**Set task:** Will you transcribe the entries that follow, exactly and in full?

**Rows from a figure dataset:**

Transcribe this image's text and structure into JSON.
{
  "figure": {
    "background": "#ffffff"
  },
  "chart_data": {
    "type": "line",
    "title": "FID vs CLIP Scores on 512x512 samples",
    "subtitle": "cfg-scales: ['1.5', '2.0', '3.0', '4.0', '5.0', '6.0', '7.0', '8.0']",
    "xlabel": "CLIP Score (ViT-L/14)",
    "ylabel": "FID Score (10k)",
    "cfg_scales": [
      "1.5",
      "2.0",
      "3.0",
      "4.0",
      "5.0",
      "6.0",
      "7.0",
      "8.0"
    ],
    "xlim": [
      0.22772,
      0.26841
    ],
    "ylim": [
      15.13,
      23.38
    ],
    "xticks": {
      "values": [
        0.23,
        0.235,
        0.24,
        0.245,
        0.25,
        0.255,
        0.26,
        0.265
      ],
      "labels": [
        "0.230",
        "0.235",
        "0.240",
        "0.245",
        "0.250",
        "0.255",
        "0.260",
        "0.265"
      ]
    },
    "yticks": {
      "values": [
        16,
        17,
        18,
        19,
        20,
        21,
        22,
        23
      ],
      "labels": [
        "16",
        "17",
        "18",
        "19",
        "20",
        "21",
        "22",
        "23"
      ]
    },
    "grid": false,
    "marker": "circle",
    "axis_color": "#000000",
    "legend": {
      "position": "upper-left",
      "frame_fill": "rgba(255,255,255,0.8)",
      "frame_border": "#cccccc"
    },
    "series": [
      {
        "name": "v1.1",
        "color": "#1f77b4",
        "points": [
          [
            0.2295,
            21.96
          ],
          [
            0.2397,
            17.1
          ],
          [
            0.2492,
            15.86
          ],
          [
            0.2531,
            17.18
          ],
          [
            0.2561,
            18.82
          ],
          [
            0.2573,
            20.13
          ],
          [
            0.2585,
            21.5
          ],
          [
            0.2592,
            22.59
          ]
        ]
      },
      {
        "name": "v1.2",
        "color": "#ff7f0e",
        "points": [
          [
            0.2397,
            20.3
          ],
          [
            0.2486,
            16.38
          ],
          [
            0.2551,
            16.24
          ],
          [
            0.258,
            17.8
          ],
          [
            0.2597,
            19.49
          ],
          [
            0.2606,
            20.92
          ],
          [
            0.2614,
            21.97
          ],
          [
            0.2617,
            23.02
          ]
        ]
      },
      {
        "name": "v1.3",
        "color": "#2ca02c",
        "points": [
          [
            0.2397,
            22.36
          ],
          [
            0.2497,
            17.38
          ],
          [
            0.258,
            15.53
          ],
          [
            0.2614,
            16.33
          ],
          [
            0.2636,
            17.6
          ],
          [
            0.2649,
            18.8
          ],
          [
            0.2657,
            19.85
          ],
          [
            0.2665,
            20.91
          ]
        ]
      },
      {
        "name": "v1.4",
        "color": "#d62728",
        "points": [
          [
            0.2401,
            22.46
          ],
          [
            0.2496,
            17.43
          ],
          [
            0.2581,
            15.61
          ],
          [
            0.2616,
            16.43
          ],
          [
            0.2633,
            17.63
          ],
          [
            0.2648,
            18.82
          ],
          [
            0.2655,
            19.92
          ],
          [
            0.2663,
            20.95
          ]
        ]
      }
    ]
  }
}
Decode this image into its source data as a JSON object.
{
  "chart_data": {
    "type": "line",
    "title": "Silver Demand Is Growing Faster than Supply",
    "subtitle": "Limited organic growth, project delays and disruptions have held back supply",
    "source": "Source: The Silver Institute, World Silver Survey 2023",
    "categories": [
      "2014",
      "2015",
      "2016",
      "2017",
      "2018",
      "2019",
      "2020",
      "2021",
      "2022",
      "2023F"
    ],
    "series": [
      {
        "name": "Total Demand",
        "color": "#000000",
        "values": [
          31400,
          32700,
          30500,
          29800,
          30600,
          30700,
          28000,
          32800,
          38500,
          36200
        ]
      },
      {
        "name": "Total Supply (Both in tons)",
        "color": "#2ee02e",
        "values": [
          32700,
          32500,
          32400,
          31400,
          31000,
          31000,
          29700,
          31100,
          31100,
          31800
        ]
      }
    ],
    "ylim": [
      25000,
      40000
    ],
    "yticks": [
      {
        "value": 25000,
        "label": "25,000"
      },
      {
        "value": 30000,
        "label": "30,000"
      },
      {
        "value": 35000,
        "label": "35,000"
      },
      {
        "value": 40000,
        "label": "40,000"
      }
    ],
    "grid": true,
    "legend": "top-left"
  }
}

**The answer:**
Transcribe this image's text and structure into JSON.
{
  "figure": {
    "background": "#ffffff"
  },
  "chart_data": {
    "type": "line",
    "title": "FID vs CLIP Scores on 512x512 samples",
    "subtitle": "cfg-scales: ['1.5', '2.0', '3.0', '4.0', '5.0', '6.0', '7.0', '8.0']",
    "xlabel": "CLIP Score (ViT-L/14)",
    "ylabel": "FID Score (10k)",
    "cfg_scales": [
      "1.5",
      "2.0",
      "3.0",
      "4.0",
      "5.0",
      "6.0",
      "7.0",
      "8.0"
    ],
    "xlim": [
      0.22772,
      0.26841
    ],
    "ylim": [
      15.13,
      23.38
    ],
    "xticks": {
      "values": [
        0.23,
        0.235,
        0.24,
        0.245,
        0.25,
        0.255,
        0.26,
        0.265
      ],
      "labels": [
        "0.230",
        "0.235",
        "0.240",
        "0.245",
        "0.250",
        "0.255",
        "0.260",
        "0.265"
      ]
    },
    "yticks": {
      "values": [
        16,
        17,
        18,
        19,
        20,
        21,
        22,
        23
      ],
      "labels": [
        "16",
        "17",
        "18",
        "19",
        "20",
        "21",
        "22",
        "23"
      ]
    },
    "grid": false,
    "marker": "circle",
    "axis_color": "#000000",
    "legend": {
      "position": "upper-left",
      "frame_fill": "rgba(255,255,255,0.8)",
      "frame_border": "#cccccc"
    },
    "series": [
      {
        "name": "v1.1",
        "color": "#1f77b4",
        "points": [
          [
            0.2295,
            21.96
          ],
          [
            0.2397,
            17.1
          ],
          [
            0.2492,
            15.86
          ],
          [
            0.2531,
            17.18
          ],
          [
            0.2561,
            18.82
          ],
          [
            0.2573,
            20.13
          ],
          [
            0.2585,
            21.5
          ],
          [
            0.2592,
            22.59
          ]
        ]
      },
      {
        "name": "v1.2",
        "color": "#ff7f0e",
        "points": [
          [
            0.2397,
            20.3
          ],
          [
            0.2486,
            16.38
          ],
          [
            0.2551,
            16.24
          ],
          [
            0.258,
            17.8
          ],
          [
            0.2597,
            19.49
          ],
          [
            0.2606,
            20.92
          ],
          [
            0.2614,
            21.97
          ],
          [
            0.2617,
            23.02
          ]
        ]
      },
      {
        "name": "v1.3",
        "color": "#2ca02c",
        "points": [
          [
            0.2397,
            22.36
          ],
          [
            0.2497,
            17.38
          ],
          [
            0.258,
            15.53
          ],
          [
            0.2614,
            16.33
          ],
          [
            0.2636,
            17.6
          ],
          [
            0.2649,
            18.8
          ],
          [
            0.2657,
            19.85
          ],
          [
            0.2665,
            20.91
          ]
        ]
      },
      {
        "name": "v1.4",
        "color": "#d62728",
        "points": [
          [
            0.2401,
            22.46
          ],
          [
            0.2496,
            17.43
          ],
          [
            0.2581,
            15.61
          ],
          [
            0.2616,
            16.43
          ],
          [
            0.2633,
            17.63
          ],
          [
            0.2648,
            18.82
          ],
          [
            0.2655,
            19.92
          ],
          [
            0.2663,
            20.95
          ]
        ]
      }
    ]
  }
}
Decode this image into its source data as a JSON object.
{
  "chart_data": {
    "type": "line",
    "title": "Silver Demand Is Growing Faster than Supply",
    "subtitle": "Limited organic growth, project delays and disruptions have held back supply",
    "source": "Source: The Silver Institute, World Silver Survey 2023",
    "categories": [
      "2014",
      "2015",
      "2016",
      "2017",
      "2018",
      "2019",
      "2020",
      "2021",
      "2022",
      "2023F"
    ],
    "series": [
      {
        "name": "Total Demand",
        "color": "#000000",
        "values": [
          31400,
          32700,
          30500,
          29800,
          30600,
          30700,
          28000,
          32800,
          38500,
          36200
        ]
      },
      {
        "name": "Total Supply (Both in tons)",
        "color": "#2ee02e",
        "values": [
          32700,
          32500,
          32400,
          31400,
          31000,
          31000,
          29700,
          31100,
          31100,
          31800
        ]
      }
    ],
    "ylim": [
      25000,
      40000
    ],
    "yticks": [
      {
        "value": 25000,
        "label": "25,000"
      },
      {
        "value": 30000,
        "label": "30,000"
      },
      {
        "value": 35000,
        "label": "35,000"
      },
      {
        "value": 40000,
        "label": "40,000"
      }
    ],
    "grid": true,
    "legend": "top-left"
  }
}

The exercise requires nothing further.